Both of my 90/95 gallon tanks are 24" high with a 4" substrate, so 20" each. My 95 gallon is a wave tank with different measurements from corner to corner. My reef is 18" deep with only 1" in sand base. 

This is some good food for thought as to what I will need and how to do it. I love projects and this sounds like a productive one to say the least. 

Thank you for the information Charlie and Redfish!

PS: What about reflectors on this or can you find polished aluminum for a fixture or because of the LEd design, they don't require reflectors?


----------



## snail (Sep 22, 2010)

Hoppy said:


> You can use 3 watt LEDs, but only drive them to 1 or 1.5 watts. But, 1 watt LEDs are limited to 1 watt.


Thanks I didn't understand fully about driving the LEDS




Wasserpest said:


> This might be a bit obvious, but the advantage of 3W LEDs is that they are much brighter. For a "medium" tech tank I would choose (8?) 3W over (24?) 1W, and lift up the fixture a bit for better coverage. That's just an example of course, much depends on how much light you want and how hard you drive them.


Good point about coverage. This will be a low tech tank (no c02) But I tend to like slightly higher lighting than normal in low tech tanks, more towards medium than low, I like a bit of algae for my nerite snails 

Thanks redfishsc for the break down on brands, very helpful. I have been considering the cheap ones from e-bay, mainly because it is the easiest place to order from, I'm in Portugal. I don't mind spending more but being my first try I'm also thinking if it all goes wrong I won't loose much. It is a valid point about lumens per watt because one of my biggest interest in LEDs is because of what it will save me on the electricity bill, then I can have more tanks running


----------



## redfishsc (Aug 29, 2010)

www.cutter.com.au should ship to Portugal. They are based in Australia and seem to ship everywhere but the moon. 

You can get Cree there all day long, any kind, any tint bin, any color, any time. You will possibly be limited in your optics choices, and they don't always have the best driver selection/pricing, but they certainly have the best Cree selection anywhere.


----------



## Wasserpest (Jun 12, 2003)

snail said:


> Thanks I didn't understand fully about driving the LEDS


Think of it as dimming. For example, when you turn on a lamp, 220V (I assume) are driving the bulb and it lights up at maximum brightness. Same for your 3W LED, you can send say 1000mA through it and it will result in 3W being converted to light and heat. But, you can also just send 700mA or 350mA through it (if the drivers allow that) which will essentially turn it into a 2W or 1W LED - not as bright, not as hot, and perhaps enough for your plants.

One day you decide to add CO2, lots of fertilizer, and difficult plants. Then you can change the driver and push the LEDs to 3W. Point is, if you start with 1W LEDs, that will be the maximum wattage you can get out of them. With 3W, you have room to play.

Makes sense?


----------



## snail (Sep 22, 2010)

Okay, thanks for all the info I'm clearing up some of my questions.


----------

◆ **EXCERPTED RECORDS**
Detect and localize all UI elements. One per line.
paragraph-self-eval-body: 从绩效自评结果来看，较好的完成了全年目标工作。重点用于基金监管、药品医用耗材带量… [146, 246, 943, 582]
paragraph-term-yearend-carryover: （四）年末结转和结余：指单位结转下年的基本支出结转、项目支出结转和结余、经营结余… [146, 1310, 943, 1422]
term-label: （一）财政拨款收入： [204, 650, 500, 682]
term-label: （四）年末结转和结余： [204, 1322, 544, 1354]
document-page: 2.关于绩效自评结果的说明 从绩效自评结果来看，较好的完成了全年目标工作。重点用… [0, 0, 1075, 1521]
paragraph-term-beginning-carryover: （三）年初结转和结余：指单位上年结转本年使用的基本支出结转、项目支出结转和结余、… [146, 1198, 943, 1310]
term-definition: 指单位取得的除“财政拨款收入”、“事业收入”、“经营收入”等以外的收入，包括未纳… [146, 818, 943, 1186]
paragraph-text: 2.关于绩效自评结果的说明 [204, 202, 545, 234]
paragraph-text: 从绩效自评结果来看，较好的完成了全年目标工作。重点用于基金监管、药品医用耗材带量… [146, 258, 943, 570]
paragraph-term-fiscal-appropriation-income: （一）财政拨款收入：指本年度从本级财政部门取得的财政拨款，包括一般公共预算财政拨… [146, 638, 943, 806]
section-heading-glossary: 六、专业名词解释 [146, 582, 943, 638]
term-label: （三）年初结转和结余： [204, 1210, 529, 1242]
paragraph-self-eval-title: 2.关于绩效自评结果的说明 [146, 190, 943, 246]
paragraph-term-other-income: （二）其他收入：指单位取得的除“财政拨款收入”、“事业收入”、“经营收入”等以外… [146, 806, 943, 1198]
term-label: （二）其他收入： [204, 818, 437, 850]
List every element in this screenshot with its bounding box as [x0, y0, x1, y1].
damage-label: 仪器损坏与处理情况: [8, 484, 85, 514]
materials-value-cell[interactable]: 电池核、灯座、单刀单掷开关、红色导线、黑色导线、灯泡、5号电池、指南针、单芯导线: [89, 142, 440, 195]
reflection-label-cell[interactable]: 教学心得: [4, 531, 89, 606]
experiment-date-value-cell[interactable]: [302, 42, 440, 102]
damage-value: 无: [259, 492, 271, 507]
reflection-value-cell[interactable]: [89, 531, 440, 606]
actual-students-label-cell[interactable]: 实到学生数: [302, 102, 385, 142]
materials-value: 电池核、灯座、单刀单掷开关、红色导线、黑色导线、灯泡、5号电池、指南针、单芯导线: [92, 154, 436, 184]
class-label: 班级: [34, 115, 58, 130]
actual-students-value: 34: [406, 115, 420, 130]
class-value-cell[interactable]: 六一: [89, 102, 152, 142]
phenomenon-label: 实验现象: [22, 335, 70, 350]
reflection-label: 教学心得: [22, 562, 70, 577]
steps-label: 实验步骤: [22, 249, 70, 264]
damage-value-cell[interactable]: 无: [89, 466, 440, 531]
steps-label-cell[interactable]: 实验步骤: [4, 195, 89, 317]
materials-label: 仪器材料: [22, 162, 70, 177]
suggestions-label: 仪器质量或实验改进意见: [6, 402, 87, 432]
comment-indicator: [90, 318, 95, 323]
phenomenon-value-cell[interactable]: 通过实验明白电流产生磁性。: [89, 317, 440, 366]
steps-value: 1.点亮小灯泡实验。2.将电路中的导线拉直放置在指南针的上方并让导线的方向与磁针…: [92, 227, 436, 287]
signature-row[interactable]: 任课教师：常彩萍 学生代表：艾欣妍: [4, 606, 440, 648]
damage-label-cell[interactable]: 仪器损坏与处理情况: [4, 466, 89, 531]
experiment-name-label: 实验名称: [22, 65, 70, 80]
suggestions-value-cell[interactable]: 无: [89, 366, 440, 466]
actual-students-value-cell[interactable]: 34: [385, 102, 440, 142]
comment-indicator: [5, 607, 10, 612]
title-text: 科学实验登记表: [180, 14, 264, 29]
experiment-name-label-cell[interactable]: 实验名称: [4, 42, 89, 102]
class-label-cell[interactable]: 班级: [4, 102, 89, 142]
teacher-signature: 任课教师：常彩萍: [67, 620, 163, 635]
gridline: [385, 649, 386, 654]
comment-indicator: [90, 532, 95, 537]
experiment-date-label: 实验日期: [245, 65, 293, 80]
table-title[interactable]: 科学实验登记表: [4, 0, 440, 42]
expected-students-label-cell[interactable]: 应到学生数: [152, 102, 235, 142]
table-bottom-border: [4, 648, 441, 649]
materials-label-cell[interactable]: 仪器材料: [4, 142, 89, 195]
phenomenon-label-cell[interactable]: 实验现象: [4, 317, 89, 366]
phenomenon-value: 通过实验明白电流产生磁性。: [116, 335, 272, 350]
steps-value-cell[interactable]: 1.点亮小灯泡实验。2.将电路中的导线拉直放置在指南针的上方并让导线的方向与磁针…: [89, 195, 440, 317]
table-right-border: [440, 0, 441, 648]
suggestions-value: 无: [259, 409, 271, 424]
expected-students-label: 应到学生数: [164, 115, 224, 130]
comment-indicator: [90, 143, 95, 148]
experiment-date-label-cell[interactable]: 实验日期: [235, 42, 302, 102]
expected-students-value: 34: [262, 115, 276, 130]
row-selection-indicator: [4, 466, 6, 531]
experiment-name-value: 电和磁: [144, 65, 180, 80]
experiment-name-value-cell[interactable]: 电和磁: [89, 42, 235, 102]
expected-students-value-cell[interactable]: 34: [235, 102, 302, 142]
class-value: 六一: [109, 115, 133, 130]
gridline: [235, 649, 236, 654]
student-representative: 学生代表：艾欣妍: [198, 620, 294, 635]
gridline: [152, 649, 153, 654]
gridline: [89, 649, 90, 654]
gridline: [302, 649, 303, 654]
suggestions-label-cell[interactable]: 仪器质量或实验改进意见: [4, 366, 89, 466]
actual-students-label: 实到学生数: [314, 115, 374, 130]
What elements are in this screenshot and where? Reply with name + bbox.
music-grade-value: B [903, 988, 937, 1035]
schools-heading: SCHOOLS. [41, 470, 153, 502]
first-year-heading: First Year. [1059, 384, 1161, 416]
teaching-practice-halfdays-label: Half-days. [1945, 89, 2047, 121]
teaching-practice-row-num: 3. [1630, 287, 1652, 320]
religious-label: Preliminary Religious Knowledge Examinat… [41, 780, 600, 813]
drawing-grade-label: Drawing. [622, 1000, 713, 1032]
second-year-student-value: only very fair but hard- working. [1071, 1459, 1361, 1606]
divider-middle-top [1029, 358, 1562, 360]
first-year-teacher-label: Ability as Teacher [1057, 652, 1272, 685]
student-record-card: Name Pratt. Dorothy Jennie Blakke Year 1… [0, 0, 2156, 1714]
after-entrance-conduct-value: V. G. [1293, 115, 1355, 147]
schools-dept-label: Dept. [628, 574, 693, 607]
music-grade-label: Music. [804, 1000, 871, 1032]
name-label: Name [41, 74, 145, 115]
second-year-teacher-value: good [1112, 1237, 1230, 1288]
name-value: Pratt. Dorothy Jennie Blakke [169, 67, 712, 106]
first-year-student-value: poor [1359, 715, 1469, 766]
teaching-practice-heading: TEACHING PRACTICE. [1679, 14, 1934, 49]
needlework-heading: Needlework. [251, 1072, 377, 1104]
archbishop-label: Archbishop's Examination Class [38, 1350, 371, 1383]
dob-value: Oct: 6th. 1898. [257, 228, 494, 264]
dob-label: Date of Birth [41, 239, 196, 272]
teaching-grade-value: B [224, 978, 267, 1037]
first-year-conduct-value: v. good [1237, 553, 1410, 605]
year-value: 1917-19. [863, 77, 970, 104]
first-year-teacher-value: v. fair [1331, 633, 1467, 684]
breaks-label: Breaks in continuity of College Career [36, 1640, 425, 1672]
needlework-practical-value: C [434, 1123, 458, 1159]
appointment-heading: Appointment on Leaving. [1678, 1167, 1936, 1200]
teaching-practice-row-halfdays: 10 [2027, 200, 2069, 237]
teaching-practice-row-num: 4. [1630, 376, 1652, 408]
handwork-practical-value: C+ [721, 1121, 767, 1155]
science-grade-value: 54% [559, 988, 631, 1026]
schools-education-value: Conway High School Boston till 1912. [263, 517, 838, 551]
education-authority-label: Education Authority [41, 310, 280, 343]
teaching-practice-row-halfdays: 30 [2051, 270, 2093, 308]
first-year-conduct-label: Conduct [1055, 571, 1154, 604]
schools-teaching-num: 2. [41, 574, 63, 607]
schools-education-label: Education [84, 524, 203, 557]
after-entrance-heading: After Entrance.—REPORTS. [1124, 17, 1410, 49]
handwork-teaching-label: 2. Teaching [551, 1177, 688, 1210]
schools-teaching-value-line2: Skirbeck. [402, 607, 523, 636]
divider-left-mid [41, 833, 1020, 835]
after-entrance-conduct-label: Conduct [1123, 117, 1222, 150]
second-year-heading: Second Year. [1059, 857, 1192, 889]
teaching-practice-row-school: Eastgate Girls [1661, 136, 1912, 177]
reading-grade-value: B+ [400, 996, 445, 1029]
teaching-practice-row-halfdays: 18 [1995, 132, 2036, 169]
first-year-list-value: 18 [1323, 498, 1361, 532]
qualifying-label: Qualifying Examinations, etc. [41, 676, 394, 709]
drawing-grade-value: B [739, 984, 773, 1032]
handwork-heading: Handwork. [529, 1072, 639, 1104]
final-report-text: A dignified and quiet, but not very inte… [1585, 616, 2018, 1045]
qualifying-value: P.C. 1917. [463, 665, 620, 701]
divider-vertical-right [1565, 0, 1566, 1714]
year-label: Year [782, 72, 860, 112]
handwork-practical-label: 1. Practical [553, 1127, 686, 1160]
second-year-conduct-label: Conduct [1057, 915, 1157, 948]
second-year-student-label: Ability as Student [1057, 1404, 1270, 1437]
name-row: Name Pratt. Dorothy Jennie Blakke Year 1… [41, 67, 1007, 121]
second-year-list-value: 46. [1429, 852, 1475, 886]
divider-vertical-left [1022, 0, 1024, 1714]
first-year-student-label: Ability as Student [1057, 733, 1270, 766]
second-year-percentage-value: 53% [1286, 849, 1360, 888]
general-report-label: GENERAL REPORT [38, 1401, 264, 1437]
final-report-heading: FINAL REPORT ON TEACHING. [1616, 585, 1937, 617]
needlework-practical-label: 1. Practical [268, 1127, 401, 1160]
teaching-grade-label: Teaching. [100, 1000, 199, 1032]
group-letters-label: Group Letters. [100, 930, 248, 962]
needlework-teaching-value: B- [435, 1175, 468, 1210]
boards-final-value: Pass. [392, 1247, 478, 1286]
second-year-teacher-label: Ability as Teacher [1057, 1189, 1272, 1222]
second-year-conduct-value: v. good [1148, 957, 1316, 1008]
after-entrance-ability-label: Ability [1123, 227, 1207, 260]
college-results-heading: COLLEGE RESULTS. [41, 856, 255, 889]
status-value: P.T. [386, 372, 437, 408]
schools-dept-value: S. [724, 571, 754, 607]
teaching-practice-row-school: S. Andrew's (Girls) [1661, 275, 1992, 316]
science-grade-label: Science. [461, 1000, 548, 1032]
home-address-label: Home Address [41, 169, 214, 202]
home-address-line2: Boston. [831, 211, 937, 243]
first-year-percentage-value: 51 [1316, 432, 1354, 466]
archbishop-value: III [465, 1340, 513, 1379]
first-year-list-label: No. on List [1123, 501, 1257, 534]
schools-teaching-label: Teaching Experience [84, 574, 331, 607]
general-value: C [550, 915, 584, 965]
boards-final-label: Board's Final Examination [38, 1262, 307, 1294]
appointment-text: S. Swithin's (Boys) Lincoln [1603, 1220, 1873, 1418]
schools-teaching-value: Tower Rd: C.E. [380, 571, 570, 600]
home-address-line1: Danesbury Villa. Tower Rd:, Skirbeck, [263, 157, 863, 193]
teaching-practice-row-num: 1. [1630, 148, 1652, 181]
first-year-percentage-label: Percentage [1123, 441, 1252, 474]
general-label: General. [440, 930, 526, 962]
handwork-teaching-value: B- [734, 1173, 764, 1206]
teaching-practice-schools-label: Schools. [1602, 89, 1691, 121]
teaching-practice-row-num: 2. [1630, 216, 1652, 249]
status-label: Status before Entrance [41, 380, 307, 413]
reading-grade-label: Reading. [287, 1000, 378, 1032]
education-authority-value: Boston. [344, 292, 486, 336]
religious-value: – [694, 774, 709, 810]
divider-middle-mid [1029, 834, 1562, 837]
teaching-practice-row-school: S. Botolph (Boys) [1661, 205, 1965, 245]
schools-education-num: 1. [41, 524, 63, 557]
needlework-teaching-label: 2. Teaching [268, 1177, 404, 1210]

◆ **ACTIONS TO TAKE**
**A)** Edit the passage of the LED lighting thread from "Thanks redfishsc for" up to and including "(Aug 29, 2010)", replacing "electricity bill" with "power bill".
**B)** Render the listing as a numbered list, from its first line up to and including the line with "142, 440, 195]", with blank lines left out.
The forum thread and the listing were taken from separate sources.

◆ **RESULTS OF THE TASKS**
**A)**
Thanks redfishsc for the break down on brands, very helpful. I have been considering the cheap ones from e-bay, mainly because it is the easiest place to order from, I'm in Portugal. I don't mind spending more but being my first try I'm also thinking if it all goes wrong I won't loose much. It is a valid point about lumens per watt because one of my biggest interest in LEDs is because of what it will save me on the power bill, then I can have more tanks running


----------



## redfishsc (Aug 29, 2010)

**B)**
1. Detect and localize all UI elements. One per line.
2. paragraph-self-eval-body: 从绩效自评结果来看，较好的完成了全年目标工作。重点用于基金监管、药品医用耗材带量… [146, 246, 943, 582]
3. paragraph-term-yearend-carryover: （四）年末结转和结余：指单位结转下年的基本支出结转、项目支出结转和结余、经营结余… [146, 1310, 943, 1422]
4. term-label: （一）财政拨款收入： [204, 650, 500, 682]
5. term-label: （四）年末结转和结余： [204, 1322, 544, 1354]
6. document-page: 2.关于绩效自评结果的说明 从绩效自评结果来看，较好的完成了全年目标工作。重点用… [0, 0, 1075, 1521]
7. paragraph-term-beginning-carryover: （三）年初结转和结余：指单位上年结转本年使用的基本支出结转、项目支出结转和结余、… [146, 1198, 943, 1310]
8. term-definition: 指单位取得的除“财政拨款收入”、“事业收入”、“经营收入”等以外的收入，包括未纳… [146, 818, 943, 1186]
9. paragraph-text: 2.关于绩效自评结果的说明 [204, 202, 545, 234]
10. paragraph-text: 从绩效自评结果来看，较好的完成了全年目标工作。重点用于基金监管、药品医用耗材带量… [146, 258, 943, 570]
11. paragraph-term-fiscal-appropriation-income: （一）财政拨款收入：指本年度从本级财政部门取得的财政拨款，包括一般公共预算财政拨… [146, 638, 943, 806]
12. section-heading-glossary: 六、专业名词解释 [146, 582, 943, 638]
13. term-label: （三）年初结转和结余： [204, 1210, 529, 1242]
14. paragraph-self-eval-title: 2.关于绩效自评结果的说明 [146, 190, 943, 246]
15. paragraph-term-other-income: （二）其他收入：指单位取得的除“财政拨款收入”、“事业收入”、“经营收入”等以外… [146, 806, 943, 1198]
16. term-label: （二）其他收入： [204, 818, 437, 850]
17. List every element in this screenshot with its bounding box as [x0, y0, x1, y1].
18. damage-label: 仪器损坏与处理情况: [8, 484, 85, 514]
19. materials-value-cell[interactable]: 电池核、灯座、单刀单掷开关、红色导线、黑色导线、灯泡、5号电池、指南针、单芯导线: [89, 142, 440, 195]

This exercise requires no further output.